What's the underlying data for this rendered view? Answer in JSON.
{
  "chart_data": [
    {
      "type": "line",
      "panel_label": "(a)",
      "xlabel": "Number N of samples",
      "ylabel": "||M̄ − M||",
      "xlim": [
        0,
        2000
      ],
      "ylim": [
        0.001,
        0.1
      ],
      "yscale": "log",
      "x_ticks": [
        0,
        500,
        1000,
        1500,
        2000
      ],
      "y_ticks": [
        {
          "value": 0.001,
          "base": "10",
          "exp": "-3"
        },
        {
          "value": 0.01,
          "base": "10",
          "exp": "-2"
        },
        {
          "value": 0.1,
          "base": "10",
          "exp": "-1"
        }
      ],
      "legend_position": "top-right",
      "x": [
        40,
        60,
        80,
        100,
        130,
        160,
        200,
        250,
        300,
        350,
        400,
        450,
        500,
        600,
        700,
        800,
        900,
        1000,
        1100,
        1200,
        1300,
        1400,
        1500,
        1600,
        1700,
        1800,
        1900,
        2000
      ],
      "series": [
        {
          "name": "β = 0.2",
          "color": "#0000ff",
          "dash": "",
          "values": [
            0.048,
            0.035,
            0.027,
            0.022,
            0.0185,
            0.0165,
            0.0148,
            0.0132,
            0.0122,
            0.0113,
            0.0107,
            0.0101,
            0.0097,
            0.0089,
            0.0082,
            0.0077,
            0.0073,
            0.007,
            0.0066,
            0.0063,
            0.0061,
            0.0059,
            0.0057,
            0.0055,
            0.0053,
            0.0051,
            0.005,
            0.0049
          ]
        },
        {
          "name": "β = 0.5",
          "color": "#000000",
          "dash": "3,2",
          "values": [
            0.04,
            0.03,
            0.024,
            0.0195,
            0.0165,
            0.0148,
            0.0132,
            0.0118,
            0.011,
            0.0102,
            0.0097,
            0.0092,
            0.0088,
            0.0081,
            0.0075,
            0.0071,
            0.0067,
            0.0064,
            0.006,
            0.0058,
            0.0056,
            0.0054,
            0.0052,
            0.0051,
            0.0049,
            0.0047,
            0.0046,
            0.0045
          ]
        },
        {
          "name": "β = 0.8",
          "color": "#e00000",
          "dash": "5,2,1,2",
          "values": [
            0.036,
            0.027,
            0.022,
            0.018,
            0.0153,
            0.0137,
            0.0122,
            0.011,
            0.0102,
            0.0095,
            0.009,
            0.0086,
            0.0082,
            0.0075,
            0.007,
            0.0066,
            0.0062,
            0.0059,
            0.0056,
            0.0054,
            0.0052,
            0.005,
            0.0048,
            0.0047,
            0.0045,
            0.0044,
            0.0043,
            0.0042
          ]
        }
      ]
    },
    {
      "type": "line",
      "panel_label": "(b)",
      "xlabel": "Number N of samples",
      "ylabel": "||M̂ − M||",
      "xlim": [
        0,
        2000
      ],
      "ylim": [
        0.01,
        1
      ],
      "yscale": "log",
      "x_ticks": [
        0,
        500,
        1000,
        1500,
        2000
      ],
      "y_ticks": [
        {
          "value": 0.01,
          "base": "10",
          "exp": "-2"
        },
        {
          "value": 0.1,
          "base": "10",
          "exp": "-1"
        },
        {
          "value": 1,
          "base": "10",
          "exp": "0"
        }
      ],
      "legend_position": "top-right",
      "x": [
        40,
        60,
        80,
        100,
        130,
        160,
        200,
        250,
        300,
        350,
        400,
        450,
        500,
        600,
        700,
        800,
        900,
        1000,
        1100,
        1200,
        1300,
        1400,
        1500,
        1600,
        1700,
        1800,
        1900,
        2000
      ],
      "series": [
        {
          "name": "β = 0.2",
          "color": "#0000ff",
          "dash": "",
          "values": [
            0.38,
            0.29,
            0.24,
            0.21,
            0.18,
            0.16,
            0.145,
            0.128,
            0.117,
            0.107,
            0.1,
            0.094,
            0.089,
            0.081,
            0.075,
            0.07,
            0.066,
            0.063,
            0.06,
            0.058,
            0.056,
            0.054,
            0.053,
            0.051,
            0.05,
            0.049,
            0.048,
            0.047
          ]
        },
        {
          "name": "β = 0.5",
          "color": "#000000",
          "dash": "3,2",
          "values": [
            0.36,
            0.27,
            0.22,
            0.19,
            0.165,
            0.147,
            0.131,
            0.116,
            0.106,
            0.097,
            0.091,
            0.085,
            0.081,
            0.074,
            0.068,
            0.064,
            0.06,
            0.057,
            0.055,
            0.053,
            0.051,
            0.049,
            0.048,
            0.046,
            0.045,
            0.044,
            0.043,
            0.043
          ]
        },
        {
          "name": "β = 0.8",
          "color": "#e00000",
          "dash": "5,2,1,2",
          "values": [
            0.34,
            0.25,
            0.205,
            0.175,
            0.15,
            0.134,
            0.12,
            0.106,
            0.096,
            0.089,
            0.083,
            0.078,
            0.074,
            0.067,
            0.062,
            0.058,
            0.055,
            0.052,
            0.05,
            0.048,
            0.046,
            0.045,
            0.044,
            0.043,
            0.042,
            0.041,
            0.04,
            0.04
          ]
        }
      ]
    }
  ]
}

---

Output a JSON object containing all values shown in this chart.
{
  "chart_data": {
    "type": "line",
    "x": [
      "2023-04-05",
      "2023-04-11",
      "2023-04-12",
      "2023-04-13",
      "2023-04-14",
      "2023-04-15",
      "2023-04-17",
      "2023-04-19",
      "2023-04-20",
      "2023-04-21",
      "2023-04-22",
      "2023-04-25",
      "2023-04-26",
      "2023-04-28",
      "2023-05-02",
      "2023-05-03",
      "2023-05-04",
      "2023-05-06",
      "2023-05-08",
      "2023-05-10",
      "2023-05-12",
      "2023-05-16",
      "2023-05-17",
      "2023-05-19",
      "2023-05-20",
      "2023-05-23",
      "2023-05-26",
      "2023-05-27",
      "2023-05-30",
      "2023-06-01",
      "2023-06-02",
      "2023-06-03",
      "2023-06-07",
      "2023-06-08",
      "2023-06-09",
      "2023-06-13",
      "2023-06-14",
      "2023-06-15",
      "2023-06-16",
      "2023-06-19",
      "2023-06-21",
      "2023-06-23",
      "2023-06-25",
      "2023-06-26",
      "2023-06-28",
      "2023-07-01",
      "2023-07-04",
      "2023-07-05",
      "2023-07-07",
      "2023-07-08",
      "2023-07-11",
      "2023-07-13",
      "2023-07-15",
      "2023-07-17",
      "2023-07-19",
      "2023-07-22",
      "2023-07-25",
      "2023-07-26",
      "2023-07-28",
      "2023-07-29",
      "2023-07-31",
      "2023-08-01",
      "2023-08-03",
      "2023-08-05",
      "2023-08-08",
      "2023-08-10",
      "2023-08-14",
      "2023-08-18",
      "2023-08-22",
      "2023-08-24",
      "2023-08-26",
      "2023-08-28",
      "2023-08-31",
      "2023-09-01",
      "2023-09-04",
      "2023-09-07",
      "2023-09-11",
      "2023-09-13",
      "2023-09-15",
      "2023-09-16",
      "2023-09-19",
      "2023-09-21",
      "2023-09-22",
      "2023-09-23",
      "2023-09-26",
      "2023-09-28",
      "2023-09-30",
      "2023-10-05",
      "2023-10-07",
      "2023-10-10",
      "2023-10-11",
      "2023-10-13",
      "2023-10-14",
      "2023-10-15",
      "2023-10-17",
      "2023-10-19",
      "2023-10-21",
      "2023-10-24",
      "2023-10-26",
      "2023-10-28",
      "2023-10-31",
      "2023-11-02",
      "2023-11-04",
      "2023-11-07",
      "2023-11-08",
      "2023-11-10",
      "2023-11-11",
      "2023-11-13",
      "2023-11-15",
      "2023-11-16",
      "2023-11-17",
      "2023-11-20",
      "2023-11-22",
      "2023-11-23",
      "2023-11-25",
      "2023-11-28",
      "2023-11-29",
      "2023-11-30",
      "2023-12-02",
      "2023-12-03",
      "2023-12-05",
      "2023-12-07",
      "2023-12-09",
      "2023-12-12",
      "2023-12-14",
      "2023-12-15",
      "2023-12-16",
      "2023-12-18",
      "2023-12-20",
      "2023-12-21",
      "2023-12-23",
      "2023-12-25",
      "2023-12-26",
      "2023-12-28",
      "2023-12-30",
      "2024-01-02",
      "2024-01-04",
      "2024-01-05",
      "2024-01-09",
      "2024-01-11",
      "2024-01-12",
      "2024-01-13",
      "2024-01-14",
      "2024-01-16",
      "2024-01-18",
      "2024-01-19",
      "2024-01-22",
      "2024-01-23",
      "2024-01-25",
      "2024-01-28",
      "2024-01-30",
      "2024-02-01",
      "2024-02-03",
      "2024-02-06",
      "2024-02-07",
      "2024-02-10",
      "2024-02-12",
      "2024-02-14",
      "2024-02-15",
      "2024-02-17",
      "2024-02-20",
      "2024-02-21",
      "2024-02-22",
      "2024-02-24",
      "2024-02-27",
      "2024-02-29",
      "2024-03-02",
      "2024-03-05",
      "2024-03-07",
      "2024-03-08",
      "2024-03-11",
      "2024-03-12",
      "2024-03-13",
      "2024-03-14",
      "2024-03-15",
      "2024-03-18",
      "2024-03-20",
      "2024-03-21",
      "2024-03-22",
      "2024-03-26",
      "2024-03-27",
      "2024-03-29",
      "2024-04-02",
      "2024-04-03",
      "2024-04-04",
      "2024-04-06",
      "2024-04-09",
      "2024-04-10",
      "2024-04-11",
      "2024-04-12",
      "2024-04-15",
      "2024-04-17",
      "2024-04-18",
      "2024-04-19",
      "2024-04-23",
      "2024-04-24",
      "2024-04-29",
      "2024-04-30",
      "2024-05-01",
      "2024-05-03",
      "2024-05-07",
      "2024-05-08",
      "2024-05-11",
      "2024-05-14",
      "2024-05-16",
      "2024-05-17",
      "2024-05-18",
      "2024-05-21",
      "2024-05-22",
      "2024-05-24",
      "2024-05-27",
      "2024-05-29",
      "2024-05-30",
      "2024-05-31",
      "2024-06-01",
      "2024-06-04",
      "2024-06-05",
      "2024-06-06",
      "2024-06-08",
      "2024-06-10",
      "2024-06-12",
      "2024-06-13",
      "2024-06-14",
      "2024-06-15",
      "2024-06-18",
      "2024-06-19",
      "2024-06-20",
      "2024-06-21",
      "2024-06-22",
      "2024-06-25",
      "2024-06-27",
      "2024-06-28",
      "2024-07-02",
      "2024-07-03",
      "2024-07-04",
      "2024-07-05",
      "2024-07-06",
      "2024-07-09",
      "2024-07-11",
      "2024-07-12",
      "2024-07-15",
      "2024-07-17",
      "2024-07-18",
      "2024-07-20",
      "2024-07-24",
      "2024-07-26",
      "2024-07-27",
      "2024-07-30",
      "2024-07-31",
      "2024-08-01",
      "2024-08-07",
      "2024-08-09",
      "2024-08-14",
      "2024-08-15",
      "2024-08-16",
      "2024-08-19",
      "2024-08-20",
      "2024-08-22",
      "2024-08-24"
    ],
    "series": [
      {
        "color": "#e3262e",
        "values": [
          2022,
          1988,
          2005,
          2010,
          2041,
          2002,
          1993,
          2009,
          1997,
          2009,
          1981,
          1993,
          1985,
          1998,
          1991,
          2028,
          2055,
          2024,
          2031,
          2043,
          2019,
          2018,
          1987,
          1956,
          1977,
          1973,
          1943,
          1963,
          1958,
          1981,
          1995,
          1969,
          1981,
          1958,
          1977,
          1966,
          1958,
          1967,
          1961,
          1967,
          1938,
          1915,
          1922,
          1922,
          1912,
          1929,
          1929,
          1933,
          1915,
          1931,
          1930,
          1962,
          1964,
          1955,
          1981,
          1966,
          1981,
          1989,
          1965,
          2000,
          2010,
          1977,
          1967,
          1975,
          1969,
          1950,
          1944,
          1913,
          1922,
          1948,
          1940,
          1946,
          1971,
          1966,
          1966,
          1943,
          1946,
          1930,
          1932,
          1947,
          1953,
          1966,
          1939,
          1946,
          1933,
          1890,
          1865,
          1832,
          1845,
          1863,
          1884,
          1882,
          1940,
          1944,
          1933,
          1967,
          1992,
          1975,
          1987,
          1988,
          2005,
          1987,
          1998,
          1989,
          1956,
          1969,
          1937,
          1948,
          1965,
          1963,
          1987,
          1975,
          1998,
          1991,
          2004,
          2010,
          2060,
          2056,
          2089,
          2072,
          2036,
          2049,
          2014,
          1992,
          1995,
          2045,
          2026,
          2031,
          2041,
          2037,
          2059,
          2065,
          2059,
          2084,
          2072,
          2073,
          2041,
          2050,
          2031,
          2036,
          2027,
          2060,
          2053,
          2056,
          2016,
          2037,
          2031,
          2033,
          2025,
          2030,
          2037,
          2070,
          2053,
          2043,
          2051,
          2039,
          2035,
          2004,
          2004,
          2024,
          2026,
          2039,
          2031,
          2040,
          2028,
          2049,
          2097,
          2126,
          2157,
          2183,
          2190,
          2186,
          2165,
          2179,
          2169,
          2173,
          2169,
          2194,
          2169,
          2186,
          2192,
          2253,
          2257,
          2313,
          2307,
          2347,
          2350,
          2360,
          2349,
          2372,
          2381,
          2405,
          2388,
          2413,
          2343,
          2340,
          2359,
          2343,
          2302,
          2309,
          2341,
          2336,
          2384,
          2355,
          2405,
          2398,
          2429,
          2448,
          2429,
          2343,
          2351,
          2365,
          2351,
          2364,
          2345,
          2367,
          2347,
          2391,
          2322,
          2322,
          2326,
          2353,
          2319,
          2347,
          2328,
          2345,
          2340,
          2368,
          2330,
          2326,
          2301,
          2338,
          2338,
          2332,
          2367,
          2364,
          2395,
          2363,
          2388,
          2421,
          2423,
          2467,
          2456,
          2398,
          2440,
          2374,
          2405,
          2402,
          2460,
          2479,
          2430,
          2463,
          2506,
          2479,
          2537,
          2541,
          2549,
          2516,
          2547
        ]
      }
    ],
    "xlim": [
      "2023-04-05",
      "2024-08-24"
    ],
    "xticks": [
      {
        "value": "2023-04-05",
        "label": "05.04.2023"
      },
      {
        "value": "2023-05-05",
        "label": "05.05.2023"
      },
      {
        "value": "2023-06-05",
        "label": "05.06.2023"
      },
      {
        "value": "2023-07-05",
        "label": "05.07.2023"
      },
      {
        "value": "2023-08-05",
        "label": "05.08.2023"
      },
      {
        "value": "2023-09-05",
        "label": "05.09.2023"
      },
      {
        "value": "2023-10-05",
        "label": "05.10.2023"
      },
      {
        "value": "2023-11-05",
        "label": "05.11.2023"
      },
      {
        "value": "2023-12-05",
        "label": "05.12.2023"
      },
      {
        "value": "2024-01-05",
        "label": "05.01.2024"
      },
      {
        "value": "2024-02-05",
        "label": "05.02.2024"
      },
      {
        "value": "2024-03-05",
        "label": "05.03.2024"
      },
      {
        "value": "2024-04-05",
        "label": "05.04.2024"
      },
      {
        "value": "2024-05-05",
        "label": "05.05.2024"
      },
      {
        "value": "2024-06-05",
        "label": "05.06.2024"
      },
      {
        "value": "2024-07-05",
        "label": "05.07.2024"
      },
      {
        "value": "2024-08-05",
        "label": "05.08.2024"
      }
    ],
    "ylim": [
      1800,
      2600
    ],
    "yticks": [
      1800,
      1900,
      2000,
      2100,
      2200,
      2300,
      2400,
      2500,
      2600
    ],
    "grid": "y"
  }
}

Task goal: Determine the number of lines in the records that include the string "this", and respond with that number only.

Final result: 2